▶ **Your objective**:
Reproduce the listing below in its entirety. Change nothing.

──────── Entries shown

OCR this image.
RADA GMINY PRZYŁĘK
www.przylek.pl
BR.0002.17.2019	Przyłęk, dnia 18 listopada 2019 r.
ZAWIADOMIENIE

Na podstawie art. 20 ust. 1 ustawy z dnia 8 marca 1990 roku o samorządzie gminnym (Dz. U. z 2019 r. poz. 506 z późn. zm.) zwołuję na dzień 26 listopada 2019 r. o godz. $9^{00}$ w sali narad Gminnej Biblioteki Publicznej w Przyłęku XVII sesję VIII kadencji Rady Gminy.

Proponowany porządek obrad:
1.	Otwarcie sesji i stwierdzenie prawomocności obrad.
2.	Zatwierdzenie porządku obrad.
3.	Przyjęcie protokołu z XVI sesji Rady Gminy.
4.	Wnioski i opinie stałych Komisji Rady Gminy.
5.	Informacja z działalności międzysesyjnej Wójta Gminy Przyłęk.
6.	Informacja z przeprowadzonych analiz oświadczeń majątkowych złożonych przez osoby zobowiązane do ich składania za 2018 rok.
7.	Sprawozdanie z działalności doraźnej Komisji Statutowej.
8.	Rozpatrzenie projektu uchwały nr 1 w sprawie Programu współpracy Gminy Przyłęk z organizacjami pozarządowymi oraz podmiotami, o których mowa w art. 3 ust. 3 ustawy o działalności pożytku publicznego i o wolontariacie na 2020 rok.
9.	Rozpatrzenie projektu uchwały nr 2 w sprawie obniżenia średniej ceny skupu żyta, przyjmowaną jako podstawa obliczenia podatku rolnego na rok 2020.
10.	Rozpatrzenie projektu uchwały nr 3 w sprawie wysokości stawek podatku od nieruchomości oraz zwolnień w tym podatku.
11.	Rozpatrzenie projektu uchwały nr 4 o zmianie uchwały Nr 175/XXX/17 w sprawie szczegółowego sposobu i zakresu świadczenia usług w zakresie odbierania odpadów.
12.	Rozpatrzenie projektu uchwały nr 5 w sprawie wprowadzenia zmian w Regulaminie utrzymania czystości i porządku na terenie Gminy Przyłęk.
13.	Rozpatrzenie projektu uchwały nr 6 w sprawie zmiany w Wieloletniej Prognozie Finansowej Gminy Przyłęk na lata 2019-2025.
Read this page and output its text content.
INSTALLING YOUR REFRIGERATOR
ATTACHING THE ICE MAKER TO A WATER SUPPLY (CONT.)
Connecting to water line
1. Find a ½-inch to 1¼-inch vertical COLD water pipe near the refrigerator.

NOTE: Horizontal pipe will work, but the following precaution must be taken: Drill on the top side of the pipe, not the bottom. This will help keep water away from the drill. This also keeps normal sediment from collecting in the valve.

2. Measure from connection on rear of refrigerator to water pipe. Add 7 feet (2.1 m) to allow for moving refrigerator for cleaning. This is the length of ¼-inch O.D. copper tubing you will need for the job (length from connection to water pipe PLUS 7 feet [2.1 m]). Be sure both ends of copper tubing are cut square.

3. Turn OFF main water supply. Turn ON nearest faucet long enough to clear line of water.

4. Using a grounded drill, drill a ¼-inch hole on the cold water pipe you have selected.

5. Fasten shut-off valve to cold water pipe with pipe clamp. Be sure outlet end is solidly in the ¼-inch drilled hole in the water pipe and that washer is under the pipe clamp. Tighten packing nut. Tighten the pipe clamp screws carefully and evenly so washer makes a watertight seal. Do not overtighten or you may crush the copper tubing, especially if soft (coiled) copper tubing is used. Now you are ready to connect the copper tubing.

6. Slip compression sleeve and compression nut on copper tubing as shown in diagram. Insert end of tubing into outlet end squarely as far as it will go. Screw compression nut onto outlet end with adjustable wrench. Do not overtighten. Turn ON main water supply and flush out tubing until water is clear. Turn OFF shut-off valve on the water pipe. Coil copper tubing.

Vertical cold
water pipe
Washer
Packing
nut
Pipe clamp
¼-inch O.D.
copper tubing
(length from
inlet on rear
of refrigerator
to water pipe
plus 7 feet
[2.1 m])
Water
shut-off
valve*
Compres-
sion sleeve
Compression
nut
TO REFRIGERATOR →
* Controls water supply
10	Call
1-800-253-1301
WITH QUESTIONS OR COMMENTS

────────────────

▶ **Result of the exercise**:
OCR this image.
RADA GMINY PRZYŁĘK
www.przylek.pl
BR.0002.17.2019	Przyłęk, dnia 18 listopada 2019 r.
ZAWIADOMIENIE

Na podstawie art. 20 ust. 1 ustawy z dnia 8 marca 1990 roku o samorządzie gminnym (Dz. U. z 2019 r. poz. 506 z późn. zm.) zwołuję na dzień 26 listopada 2019 r. o godz. $9^{00}$ w sali narad Gminnej Biblioteki Publicznej w Przyłęku XVII sesję VIII kadencji Rady Gminy.

Proponowany porządek obrad:
1.	Otwarcie sesji i stwierdzenie prawomocności obrad.
2.	Zatwierdzenie porządku obrad.
3.	Przyjęcie protokołu z XVI sesji Rady Gminy.
4.	Wnioski i opinie stałych Komisji Rady Gminy.
5.	Informacja z działalności międzysesyjnej Wójta Gminy Przyłęk.
6.	Informacja z przeprowadzonych analiz oświadczeń majątkowych złożonych przez osoby zobowiązane do ich składania za 2018 rok.
7.	Sprawozdanie z działalności doraźnej Komisji Statutowej.
8.	Rozpatrzenie projektu uchwały nr 1 w sprawie Programu współpracy Gminy Przyłęk z organizacjami pozarządowymi oraz podmiotami, o których mowa w art. 3 ust. 3 ustawy o działalności pożytku publicznego i o wolontariacie na 2020 rok.
9.	Rozpatrzenie projektu uchwały nr 2 w sprawie obniżenia średniej ceny skupu żyta, przyjmowaną jako podstawa obliczenia podatku rolnego na rok 2020.
10.	Rozpatrzenie projektu uchwały nr 3 w sprawie wysokości stawek podatku od nieruchomości oraz zwolnień w tym podatku.
11.	Rozpatrzenie projektu uchwały nr 4 o zmianie uchwały Nr 175/XXX/17 w sprawie szczegółowego sposobu i zakresu świadczenia usług w zakresie odbierania odpadów.
12.	Rozpatrzenie projektu uchwały nr 5 w sprawie wprowadzenia zmian w Regulaminie utrzymania czystości i porządku na terenie Gminy Przyłęk.
13.	Rozpatrzenie projektu uchwały nr 6 w sprawie zmiany w Wieloletniej Prognozie Finansowej Gminy Przyłęk na lata 2019-2025.
Read this page and output its text content.
INSTALLING YOUR REFRIGERATOR
ATTACHING THE ICE MAKER TO A WATER SUPPLY (CONT.)
Connecting to water line
1. Find a ½-inch to 1¼-inch vertical COLD water pipe near the refrigerator.

NOTE: Horizontal pipe will work, but the following precaution must be taken: Drill on the top side of the pipe, not the bottom. This will help keep water away from the drill. This also keeps normal sediment from collecting in the valve.

2. Measure from connection on rear of refrigerator to water pipe. Add 7 feet (2.1 m) to allow for moving refrigerator for cleaning. This is the length of ¼-inch O.D. copper tubing you will need for the job (length from connection to water pipe PLUS 7 feet [2.1 m]). Be sure both ends of copper tubing are cut square.

3. Turn OFF main water supply. Turn ON nearest faucet long enough to clear line of water.

4. Using a grounded drill, drill a ¼-inch hole on the cold water pipe you have selected.

5. Fasten shut-off valve to cold water pipe with pipe clamp. Be sure outlet end is solidly in the ¼-inch drilled hole in the water pipe and that washer is under the pipe clamp. Tighten packing nut. Tighten the pipe clamp screws carefully and evenly so washer makes a watertight seal. Do not overtighten or you may crush the copper tubing, especially if soft (coiled) copper tubing is used. Now you are ready to connect the copper tubing.

6. Slip compression sleeve and compression nut on copper tubing as shown in diagram. Insert end of tubing into outlet end squarely as far as it will go. Screw compression nut onto outlet end with adjustable wrench. Do not overtighten. Turn ON main water supply and flush out tubing until water is clear. Turn OFF shut-off valve on the water pipe. Coil copper tubing.

Vertical cold
water pipe
Washer
Packing
nut
Pipe clamp
¼-inch O.D.
copper tubing
(length from
inlet on rear
of refrigerator
to water pipe
plus 7 feet
[2.1 m])
Water
shut-off
valve*
Compres-
sion sleeve
Compression
nut
TO REFRIGERATOR →
* Controls water supply
10	Call
1-800-253-1301
WITH QUESTIONS OR COMMENTS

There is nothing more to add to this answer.